§ **Consigne 1**
Veuillez recopier à l'identique les enregistrements depuis leur début jusqu'à la ligne contenant "y-tick-label: 95 (81, 297, 106, 322)", celle-ci comprise.

§ **Texte cité**
------------------------------------------------

RISC-V, quant à lui, est open-source et donc aucune redevance ou licence n’est demandée pour pouvoir l’utiliser, ce qui permet une meilleure flexibilité et personnalisation. Les architectes peuvent expérimenter et développer des systèmes RISC-V gratuitement et, contrairement à ARM, ils sont autorisés à modifier le jeu d’instructions. Grâce à cela, ils peuvent implémenter seulement les instructions dont ils ont besoin et optimiser les puces au maximum ce qui peut permettre de limiter les coûts de production. Cela peut être très bénéfique dans le domaine de l’IoT ou l’embarqué et va de plus réduire le temps de mise en marché étant donné que, par rapport à ARM, aucun temps n’est perdu à négocier une licence. Cependant, cette nature open-source veut aussi dire qu’il n’existe quasiment aucun support pour la conception de matériel. ARM fournit une équipe d’ingénieurs développant des systèmes matériels, ce qui permet aux architectes d’intégrer plus facilement des processeurs ARM. Par contre, de nombreuses entreprises, comme SiFive, conçoivent des produits incluant l’architecture RISC-V et proposent un support client. Une communauté s’est aussi créée autour de ces produits. Elle n’est cependant, à l’heure actuelle, pas aussi grande que la communauté d’ARM.

------------------------------------------------

§ **Consigne 2**
Pour chacune des affirmations suivantes, indiquez si le texte cité sur RISC-V la confirme, en répondant par oui ou non et en citant textuellement les mots décisifs.
(a) L'utilisation de RISC-V exige le paiement d'une licence.
(b) ARM fournit une équipe d'ingénieurs qui développent des systèmes matériels.
(c) La communauté autour de RISC-V est actuellement plus grande que celle d'ARM.

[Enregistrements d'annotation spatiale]
------------------------------------------------

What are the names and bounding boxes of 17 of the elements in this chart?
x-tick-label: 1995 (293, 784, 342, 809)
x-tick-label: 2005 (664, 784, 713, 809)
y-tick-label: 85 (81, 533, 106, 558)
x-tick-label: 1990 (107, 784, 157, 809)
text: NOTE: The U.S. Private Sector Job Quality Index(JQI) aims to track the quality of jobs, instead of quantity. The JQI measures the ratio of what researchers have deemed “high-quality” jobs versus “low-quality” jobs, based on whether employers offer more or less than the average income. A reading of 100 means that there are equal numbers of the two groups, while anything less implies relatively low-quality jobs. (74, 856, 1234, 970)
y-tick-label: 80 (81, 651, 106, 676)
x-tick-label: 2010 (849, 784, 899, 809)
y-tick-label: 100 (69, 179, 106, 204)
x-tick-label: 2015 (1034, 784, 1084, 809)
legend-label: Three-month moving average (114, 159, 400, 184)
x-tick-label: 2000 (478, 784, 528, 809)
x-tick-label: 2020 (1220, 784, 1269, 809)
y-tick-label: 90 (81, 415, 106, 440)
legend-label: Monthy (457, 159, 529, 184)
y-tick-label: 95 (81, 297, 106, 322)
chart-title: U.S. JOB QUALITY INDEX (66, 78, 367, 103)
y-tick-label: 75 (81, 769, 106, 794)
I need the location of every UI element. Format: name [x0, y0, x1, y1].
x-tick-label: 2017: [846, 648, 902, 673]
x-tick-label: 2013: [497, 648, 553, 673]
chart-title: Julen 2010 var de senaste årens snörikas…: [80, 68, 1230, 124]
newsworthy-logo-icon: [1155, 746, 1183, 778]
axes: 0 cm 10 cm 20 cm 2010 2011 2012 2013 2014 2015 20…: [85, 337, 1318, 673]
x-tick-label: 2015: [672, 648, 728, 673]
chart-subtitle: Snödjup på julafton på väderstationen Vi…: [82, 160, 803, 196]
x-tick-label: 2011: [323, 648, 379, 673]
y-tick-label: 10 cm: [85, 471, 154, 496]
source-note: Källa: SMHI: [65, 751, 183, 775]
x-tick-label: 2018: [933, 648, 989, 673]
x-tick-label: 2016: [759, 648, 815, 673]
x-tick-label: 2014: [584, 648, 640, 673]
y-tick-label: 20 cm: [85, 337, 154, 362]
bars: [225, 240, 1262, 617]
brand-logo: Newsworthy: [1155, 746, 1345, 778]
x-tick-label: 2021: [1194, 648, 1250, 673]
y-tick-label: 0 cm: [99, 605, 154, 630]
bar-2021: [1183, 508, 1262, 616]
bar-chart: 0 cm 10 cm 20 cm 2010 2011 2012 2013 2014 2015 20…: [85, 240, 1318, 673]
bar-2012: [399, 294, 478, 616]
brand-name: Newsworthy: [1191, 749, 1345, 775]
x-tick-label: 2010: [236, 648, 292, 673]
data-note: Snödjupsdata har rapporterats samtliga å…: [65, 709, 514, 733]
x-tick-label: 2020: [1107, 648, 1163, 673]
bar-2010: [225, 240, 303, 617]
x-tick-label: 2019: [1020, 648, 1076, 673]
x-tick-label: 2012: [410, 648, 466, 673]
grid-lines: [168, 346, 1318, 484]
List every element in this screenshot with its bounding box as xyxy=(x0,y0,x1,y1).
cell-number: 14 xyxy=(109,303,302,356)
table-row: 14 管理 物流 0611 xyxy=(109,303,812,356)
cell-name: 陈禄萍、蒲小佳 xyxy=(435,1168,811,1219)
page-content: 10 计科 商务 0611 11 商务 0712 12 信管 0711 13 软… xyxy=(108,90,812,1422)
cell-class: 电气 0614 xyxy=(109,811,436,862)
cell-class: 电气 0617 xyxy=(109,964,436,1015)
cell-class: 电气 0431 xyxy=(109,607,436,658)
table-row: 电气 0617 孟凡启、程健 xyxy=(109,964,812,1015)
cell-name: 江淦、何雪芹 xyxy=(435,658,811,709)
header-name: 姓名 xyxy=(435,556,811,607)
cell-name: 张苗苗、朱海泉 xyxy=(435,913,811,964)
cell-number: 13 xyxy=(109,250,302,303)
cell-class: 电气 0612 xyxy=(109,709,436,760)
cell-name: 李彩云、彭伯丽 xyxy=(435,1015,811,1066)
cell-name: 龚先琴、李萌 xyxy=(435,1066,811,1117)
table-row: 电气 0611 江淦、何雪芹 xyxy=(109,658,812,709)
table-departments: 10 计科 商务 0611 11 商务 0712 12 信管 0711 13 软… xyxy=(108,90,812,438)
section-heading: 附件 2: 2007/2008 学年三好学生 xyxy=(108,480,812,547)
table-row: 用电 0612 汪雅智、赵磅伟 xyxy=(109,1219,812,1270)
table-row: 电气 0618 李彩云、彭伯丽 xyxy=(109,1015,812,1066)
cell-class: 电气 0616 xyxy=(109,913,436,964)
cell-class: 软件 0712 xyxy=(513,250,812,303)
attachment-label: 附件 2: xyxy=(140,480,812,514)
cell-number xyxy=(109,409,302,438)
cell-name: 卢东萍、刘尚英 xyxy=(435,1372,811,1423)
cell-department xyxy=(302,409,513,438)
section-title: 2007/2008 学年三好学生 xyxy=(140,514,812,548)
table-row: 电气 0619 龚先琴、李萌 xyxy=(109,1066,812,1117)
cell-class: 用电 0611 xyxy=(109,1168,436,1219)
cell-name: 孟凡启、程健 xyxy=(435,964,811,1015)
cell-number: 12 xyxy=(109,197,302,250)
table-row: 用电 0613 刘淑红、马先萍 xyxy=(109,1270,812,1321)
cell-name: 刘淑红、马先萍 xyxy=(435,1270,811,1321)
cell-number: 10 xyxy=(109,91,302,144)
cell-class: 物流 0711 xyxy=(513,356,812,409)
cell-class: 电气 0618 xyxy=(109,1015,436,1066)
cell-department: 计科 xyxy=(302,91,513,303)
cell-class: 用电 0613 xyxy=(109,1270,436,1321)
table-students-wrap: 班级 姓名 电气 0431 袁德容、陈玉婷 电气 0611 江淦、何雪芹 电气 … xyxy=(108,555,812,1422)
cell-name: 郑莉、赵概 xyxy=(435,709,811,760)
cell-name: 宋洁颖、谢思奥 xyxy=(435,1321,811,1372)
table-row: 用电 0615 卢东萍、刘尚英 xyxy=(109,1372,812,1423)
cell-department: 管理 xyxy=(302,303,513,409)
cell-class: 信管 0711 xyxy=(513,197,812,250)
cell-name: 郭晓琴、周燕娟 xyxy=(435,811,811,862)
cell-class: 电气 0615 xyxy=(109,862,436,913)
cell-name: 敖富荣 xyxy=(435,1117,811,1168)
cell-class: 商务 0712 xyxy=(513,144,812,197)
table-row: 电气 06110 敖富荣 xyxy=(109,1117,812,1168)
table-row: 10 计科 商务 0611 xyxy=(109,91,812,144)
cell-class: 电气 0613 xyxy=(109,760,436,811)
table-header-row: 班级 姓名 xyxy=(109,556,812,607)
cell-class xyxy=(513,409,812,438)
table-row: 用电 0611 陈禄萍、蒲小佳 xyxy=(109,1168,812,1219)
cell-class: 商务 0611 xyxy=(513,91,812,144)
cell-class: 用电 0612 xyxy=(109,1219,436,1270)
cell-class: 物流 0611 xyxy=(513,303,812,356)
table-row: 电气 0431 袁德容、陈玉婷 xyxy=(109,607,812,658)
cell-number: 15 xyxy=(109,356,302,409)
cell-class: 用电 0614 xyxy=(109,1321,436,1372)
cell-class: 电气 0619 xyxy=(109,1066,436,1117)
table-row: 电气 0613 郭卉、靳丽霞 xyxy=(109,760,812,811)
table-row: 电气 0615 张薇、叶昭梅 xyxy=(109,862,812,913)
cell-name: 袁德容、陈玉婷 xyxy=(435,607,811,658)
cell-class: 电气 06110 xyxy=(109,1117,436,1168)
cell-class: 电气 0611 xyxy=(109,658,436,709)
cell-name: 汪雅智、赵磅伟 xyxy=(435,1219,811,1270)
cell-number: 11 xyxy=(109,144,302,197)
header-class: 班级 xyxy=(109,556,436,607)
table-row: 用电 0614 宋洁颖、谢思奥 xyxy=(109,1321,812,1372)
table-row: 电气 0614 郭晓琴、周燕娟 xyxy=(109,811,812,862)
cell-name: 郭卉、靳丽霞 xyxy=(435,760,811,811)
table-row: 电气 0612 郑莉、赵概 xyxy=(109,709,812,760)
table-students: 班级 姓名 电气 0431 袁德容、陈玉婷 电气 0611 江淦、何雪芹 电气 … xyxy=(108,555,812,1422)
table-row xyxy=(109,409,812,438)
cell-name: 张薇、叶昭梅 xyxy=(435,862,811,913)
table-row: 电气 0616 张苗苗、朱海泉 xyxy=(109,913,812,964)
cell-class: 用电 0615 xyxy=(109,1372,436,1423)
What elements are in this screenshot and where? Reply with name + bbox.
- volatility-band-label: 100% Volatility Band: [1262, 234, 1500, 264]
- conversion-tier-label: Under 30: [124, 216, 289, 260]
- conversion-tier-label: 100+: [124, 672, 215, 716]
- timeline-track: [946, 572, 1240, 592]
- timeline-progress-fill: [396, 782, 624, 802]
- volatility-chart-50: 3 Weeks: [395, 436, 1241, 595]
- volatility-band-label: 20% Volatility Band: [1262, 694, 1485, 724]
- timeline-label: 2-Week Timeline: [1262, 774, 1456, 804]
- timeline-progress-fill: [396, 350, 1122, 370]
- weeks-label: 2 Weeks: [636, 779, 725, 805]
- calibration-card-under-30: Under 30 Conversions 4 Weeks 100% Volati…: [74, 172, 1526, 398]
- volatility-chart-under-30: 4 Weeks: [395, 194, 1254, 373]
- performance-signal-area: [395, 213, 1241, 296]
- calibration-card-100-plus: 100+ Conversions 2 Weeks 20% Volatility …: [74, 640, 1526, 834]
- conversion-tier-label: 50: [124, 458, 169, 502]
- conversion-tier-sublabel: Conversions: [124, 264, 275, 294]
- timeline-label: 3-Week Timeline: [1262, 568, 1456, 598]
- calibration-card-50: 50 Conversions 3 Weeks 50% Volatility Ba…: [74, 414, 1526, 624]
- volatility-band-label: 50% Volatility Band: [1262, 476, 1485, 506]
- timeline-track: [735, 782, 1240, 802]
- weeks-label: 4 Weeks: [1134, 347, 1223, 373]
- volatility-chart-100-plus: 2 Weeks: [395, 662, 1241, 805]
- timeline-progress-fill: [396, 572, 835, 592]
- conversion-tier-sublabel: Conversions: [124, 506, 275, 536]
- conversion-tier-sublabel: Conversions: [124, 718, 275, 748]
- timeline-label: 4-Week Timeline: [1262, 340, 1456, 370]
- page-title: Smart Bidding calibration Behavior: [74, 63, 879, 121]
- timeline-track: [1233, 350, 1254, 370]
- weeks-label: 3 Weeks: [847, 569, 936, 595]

------------------------------------------------

§ **Corrigé 1**
What are the names and bounding boxes of 17 of the elements in this chart?
x-tick-label: 1995 (293, 784, 342, 809)
x-tick-label: 2005 (664, 784, 713, 809)
y-tick-label: 85 (81, 533, 106, 558)
x-tick-label: 1990 (107, 784, 157, 809)
text: NOTE: The U.S. Private Sector Job Quality Index(JQI) aims to track the quality of jobs, instead of quantity. The JQI measures the ratio of what researchers have deemed “high-quality” jobs versus “low-quality” jobs, based on whether employers offer more or less than the average income. A reading of 100 means that there are equal numbers of the two groups, while anything less implies relatively low-quality jobs. (74, 856, 1234, 970)
y-tick-label: 80 (81, 651, 106, 676)
x-tick-label: 2010 (849, 784, 899, 809)
y-tick-label: 100 (69, 179, 106, 204)
x-tick-label: 2015 (1034, 784, 1084, 809)
legend-label: Three-month moving average (114, 159, 400, 184)
x-tick-label: 2000 (478, 784, 528, 809)
x-tick-label: 2020 (1220, 784, 1269, 809)
y-tick-label: 90 (81, 415, 106, 440)
legend-label: Monthy (457, 159, 529, 184)
y-tick-label: 95 (81, 297, 106, 322)

§ **Corrigé 2**
(a) Non : « aucune redevance ou licence n’est demandée pour pouvoir l’utiliser »
(b) Oui : « ARM fournit une équipe d’ingénieurs développant des systèmes matériels »
(c) Non : « Elle n’est cependant, à l’heure actuelle, pas aussi grande que la communauté d’ARM. »